— ASSIGNMENT —
From the entries, copy out every line in which the word "Level" is found.

INPUT RECORDS Block Start

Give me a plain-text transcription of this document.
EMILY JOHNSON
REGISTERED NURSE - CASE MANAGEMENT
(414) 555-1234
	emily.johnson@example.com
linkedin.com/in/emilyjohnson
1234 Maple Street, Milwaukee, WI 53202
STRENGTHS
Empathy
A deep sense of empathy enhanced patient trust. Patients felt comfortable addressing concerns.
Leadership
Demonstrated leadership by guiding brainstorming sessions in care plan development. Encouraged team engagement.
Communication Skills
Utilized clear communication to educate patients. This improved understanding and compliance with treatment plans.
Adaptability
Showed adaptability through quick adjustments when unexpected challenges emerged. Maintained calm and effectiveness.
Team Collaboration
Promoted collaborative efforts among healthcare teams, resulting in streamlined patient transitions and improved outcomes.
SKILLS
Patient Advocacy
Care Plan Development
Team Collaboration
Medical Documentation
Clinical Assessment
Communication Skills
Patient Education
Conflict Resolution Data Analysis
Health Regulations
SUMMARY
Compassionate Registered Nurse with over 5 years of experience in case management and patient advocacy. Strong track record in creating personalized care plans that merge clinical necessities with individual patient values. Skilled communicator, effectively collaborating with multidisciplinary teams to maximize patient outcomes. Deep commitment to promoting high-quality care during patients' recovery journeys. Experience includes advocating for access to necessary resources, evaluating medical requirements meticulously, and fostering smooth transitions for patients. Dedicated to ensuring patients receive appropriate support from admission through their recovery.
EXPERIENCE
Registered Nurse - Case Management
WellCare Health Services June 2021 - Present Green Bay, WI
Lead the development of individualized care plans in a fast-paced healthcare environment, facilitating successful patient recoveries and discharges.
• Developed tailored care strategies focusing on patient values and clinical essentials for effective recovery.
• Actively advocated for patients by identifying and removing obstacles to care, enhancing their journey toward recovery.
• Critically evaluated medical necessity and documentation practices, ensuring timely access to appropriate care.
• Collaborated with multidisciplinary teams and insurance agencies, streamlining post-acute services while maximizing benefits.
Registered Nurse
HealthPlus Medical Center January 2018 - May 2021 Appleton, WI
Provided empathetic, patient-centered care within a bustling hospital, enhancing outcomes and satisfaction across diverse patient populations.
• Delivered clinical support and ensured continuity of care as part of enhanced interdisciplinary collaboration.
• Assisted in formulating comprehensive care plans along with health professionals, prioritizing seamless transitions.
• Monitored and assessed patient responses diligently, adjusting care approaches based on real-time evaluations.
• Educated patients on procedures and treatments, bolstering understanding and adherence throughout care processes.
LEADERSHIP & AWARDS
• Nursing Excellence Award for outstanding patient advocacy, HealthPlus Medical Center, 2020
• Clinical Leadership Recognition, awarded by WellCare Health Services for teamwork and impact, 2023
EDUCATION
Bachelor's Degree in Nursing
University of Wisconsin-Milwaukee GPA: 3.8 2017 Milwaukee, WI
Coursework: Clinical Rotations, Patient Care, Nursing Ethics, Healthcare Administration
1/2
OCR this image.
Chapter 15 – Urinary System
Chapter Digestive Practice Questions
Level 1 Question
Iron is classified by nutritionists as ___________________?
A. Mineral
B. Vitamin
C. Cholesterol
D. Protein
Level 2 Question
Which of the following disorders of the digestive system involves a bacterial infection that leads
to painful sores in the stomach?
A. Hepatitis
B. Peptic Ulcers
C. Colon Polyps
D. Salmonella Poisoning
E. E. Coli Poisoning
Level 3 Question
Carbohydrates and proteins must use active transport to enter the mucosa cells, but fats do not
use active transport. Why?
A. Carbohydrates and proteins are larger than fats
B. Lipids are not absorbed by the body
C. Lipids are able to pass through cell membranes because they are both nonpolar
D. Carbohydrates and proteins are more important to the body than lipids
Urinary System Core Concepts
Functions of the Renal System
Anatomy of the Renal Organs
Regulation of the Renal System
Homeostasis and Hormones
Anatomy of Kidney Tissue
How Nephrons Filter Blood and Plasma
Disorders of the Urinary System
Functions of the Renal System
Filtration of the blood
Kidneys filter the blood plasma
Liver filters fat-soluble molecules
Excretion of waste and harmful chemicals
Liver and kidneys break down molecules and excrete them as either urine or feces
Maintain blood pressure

INPUT RECORDS Block End

— ANSWER SECTION —
Level 1 Question
Level 2 Question
Level 3 Question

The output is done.